** Begin Input rows **

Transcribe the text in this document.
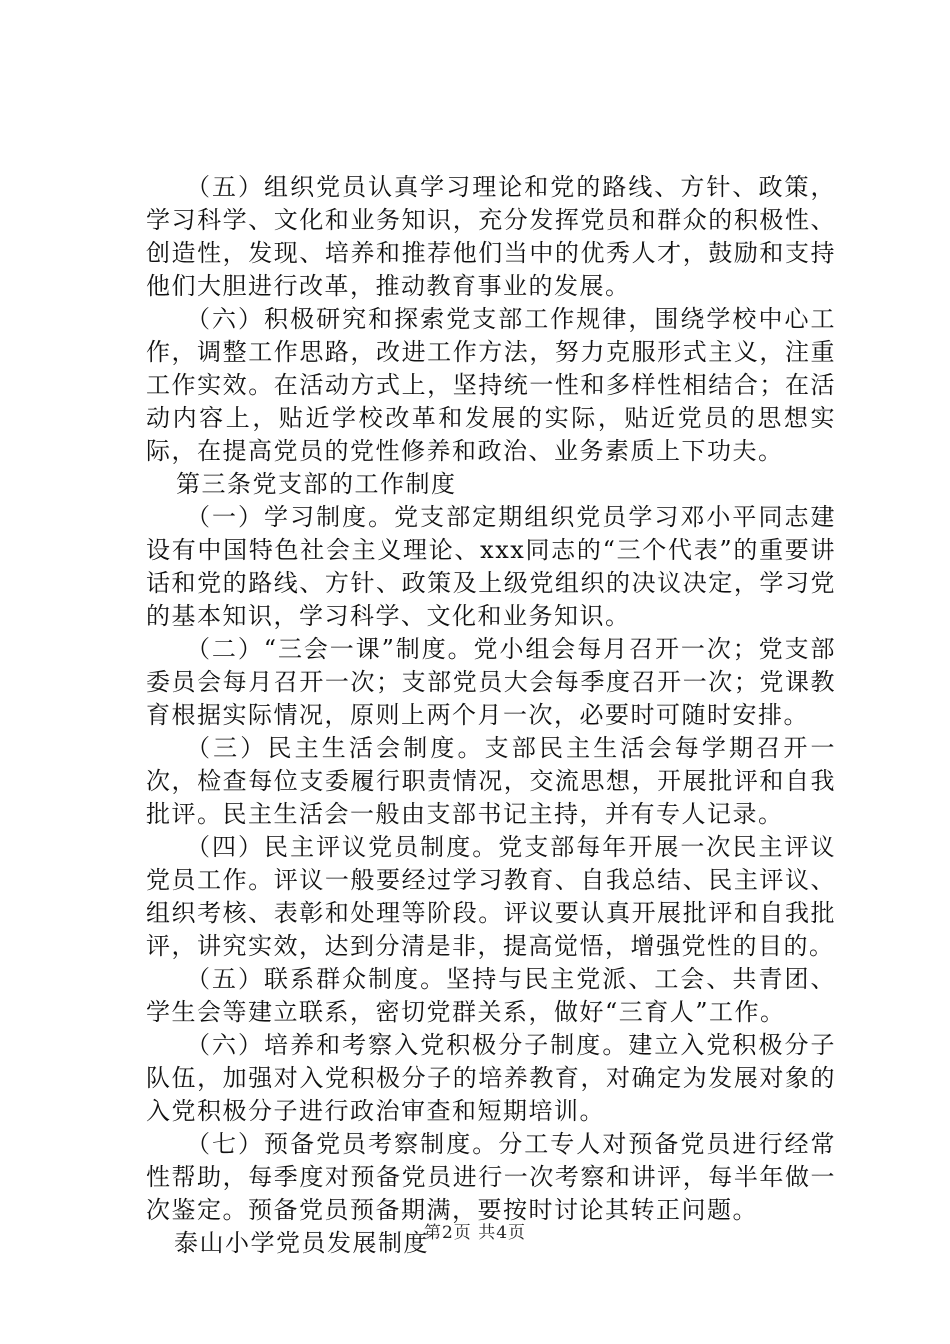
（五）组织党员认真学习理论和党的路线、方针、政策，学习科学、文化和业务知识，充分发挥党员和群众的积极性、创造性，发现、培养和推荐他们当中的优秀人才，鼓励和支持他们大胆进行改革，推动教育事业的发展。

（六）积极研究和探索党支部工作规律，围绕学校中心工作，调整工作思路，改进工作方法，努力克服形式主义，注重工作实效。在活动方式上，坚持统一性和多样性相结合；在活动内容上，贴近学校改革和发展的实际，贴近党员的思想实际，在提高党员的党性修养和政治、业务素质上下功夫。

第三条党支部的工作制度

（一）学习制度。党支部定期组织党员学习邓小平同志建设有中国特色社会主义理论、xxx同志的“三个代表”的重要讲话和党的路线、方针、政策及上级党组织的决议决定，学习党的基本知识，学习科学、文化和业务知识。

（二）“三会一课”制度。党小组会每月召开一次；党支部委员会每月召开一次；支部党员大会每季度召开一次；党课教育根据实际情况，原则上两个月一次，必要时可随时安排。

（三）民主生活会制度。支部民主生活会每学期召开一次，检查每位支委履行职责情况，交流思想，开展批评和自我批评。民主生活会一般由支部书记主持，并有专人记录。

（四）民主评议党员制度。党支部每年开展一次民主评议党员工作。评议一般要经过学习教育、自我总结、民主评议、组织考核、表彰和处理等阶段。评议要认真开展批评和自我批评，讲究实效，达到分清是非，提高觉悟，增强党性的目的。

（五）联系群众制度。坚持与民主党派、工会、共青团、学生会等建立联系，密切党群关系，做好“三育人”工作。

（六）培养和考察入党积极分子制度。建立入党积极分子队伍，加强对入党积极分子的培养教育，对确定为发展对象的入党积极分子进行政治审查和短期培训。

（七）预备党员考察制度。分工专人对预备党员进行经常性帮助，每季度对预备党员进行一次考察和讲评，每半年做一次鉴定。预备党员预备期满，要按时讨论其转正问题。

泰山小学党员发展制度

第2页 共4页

** End Input rows **

> **Description of the task**: Quote all the lines above exactly as given. Do not include the pictures.

> **Result below**:
Transcribe the text in this document.
（五）组织党员认真学习理论和党的路线、方针、政策，学习科学、文化和业务知识，充分发挥党员和群众的积极性、创造性，发现、培养和推荐他们当中的优秀人才，鼓励和支持他们大胆进行改革，推动教育事业的发展。

（六）积极研究和探索党支部工作规律，围绕学校中心工作，调整工作思路，改进工作方法，努力克服形式主义，注重工作实效。在活动方式上，坚持统一性和多样性相结合；在活动内容上，贴近学校改革和发展的实际，贴近党员的思想实际，在提高党员的党性修养和政治、业务素质上下功夫。

第三条党支部的工作制度

（一）学习制度。党支部定期组织党员学习邓小平同志建设有中国特色社会主义理论、xxx同志的“三个代表”的重要讲话和党的路线、方针、政策及上级党组织的决议决定，学习党的基本知识，学习科学、文化和业务知识。

（二）“三会一课”制度。党小组会每月召开一次；党支部委员会每月召开一次；支部党员大会每季度召开一次；党课教育根据实际情况，原则上两个月一次，必要时可随时安排。

（三）民主生活会制度。支部民主生活会每学期召开一次，检查每位支委履行职责情况，交流思想，开展批评和自我批评。民主生活会一般由支部书记主持，并有专人记录。

（四）民主评议党员制度。党支部每年开展一次民主评议党员工作。评议一般要经过学习教育、自我总结、民主评议、组织考核、表彰和处理等阶段。评议要认真开展批评和自我批评，讲究实效，达到分清是非，提高觉悟，增强党性的目的。

（五）联系群众制度。坚持与民主党派、工会、共青团、学生会等建立联系，密切党群关系，做好“三育人”工作。

（六）培养和考察入党积极分子制度。建立入党积极分子队伍，加强对入党积极分子的培养教育，对确定为发展对象的入党积极分子进行政治审查和短期培训。

（七）预备党员考察制度。分工专人对预备党员进行经常性帮助，每季度对预备党员进行一次考察和讲评，每半年做一次鉴定。预备党员预备期满，要按时讨论其转正问题。

泰山小学党员发展制度

第2页 共4页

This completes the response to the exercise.